**Data extract:**
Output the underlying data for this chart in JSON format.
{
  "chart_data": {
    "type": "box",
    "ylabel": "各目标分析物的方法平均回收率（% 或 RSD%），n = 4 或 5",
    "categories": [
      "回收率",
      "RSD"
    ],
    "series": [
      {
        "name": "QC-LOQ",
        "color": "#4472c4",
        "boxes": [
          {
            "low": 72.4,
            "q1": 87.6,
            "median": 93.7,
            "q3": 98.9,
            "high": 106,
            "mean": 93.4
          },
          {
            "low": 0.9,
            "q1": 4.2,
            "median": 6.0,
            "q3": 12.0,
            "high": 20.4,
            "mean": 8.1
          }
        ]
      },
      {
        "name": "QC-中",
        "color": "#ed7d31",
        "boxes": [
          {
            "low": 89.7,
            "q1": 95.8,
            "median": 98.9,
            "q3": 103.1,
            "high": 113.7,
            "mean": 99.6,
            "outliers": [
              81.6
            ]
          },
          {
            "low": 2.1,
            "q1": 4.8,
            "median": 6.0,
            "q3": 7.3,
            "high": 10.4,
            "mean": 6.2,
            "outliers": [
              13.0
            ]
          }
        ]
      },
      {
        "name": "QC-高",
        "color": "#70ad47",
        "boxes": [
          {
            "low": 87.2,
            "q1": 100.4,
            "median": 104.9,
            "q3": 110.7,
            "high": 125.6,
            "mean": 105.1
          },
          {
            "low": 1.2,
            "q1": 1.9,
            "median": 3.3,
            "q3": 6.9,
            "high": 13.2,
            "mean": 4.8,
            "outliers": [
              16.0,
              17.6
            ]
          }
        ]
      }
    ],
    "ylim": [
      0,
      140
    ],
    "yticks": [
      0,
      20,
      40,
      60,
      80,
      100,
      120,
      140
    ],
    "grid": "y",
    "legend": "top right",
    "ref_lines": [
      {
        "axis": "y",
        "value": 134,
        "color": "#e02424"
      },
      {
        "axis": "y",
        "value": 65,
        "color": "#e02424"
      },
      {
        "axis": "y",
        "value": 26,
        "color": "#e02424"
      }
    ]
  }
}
---
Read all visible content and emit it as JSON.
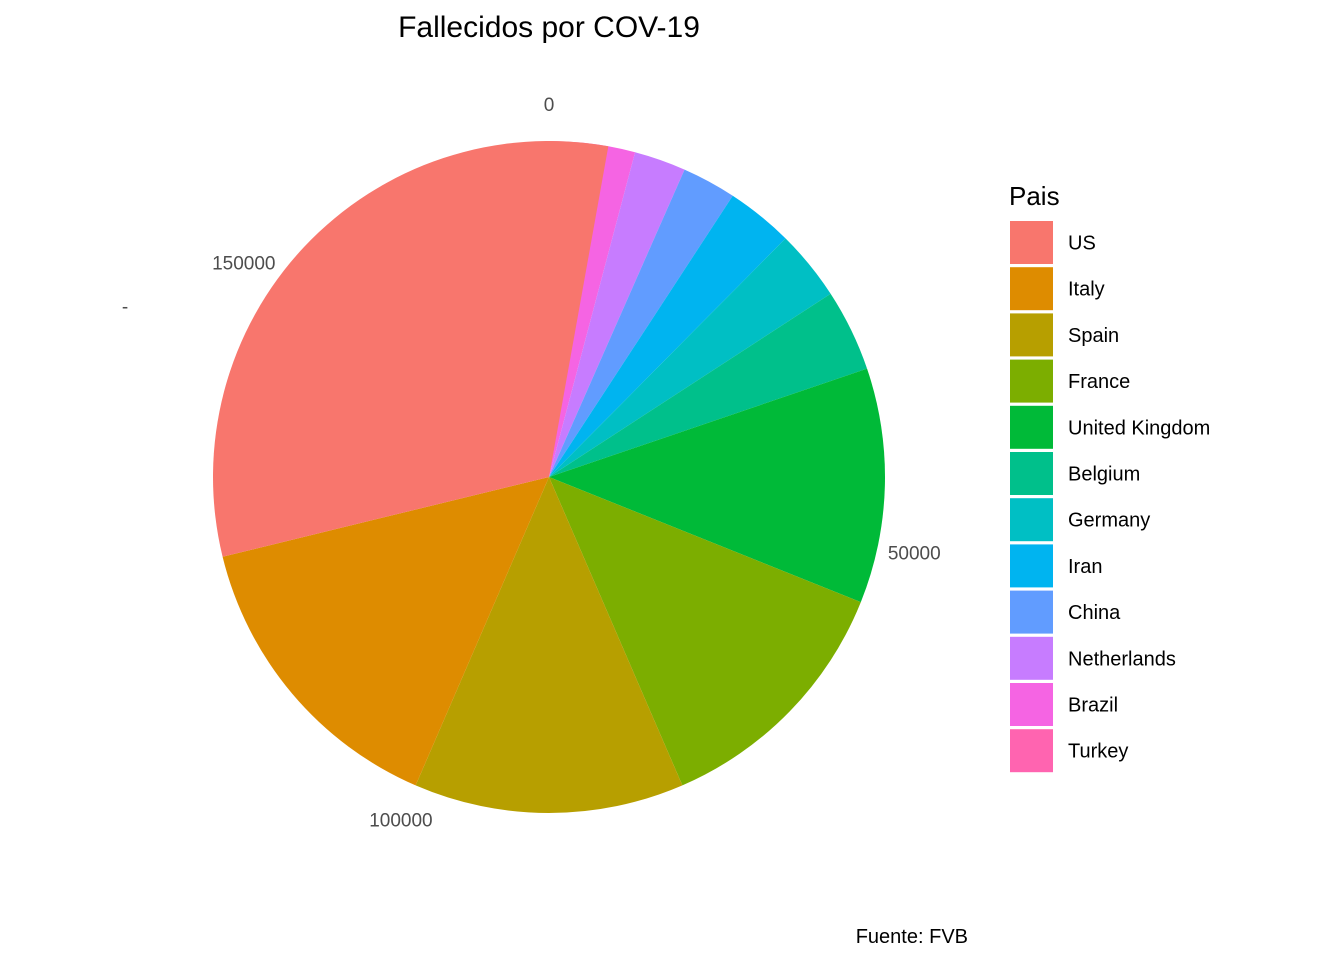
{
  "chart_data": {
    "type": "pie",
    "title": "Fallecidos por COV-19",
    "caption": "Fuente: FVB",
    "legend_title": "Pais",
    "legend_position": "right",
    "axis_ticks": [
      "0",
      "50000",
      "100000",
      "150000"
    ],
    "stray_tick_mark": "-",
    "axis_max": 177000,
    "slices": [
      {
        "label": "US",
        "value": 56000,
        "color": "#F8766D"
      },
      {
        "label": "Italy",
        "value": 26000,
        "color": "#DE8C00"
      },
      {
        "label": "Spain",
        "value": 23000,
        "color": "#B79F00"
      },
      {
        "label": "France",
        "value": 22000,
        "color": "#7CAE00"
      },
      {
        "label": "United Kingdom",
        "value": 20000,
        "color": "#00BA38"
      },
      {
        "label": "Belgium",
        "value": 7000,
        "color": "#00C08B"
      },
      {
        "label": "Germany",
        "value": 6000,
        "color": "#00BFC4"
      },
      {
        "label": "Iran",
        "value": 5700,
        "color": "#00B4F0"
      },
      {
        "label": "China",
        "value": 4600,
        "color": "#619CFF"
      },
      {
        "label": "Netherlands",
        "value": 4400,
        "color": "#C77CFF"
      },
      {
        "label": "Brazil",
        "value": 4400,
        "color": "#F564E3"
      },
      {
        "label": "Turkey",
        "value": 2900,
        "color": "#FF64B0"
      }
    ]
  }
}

**Set exercise:**
Scan the material above. Copy each line that holds the word "median".

**Task answer:**
            "median": 93.7,
            "median": 6.0,
            "median": 98.9,
            "median": 6.0,
            "median": 104.9,
            "median": 3.3,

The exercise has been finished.